Requirements — Which lines of the listing below contain the string "MeanDepth"? Return each of them in full.

Available data —
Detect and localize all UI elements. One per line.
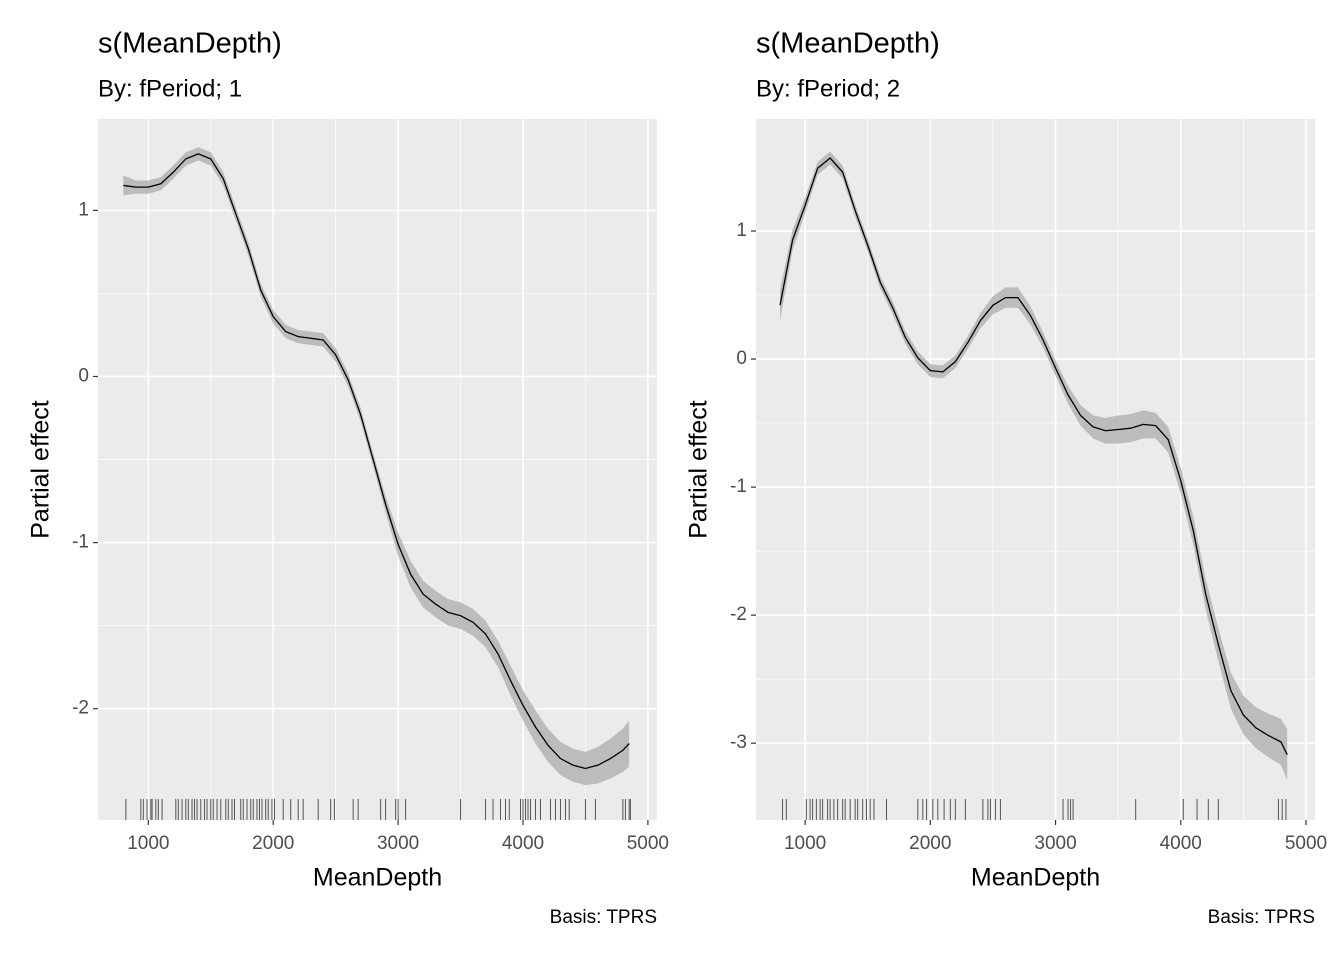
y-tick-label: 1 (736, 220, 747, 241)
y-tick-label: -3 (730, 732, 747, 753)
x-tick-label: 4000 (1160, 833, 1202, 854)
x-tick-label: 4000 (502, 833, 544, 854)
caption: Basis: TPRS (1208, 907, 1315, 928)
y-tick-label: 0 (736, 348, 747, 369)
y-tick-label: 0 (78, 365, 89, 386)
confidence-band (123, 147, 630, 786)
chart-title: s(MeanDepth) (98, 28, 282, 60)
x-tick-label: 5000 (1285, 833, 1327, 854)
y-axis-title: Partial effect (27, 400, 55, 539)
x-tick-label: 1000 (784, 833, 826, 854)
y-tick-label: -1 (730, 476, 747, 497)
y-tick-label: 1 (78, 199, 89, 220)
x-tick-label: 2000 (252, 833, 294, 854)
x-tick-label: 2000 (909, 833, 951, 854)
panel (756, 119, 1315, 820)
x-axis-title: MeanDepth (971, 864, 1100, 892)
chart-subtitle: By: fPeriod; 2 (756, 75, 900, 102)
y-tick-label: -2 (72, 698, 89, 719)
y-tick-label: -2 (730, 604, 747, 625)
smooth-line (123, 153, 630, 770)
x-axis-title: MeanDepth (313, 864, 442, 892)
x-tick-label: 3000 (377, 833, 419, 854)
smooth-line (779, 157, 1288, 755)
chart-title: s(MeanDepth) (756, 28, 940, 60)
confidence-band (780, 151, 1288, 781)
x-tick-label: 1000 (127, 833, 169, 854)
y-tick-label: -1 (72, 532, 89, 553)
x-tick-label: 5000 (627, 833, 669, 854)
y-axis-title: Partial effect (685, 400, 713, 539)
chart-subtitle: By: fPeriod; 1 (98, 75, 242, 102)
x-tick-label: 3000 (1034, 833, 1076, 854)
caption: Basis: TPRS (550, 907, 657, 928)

Task answer —
chart-title: s(MeanDepth) (98, 28, 282, 60)
x-axis-title: MeanDepth (971, 864, 1100, 892)
x-axis-title: MeanDepth (313, 864, 442, 892)
chart-title: s(MeanDepth) (756, 28, 940, 60)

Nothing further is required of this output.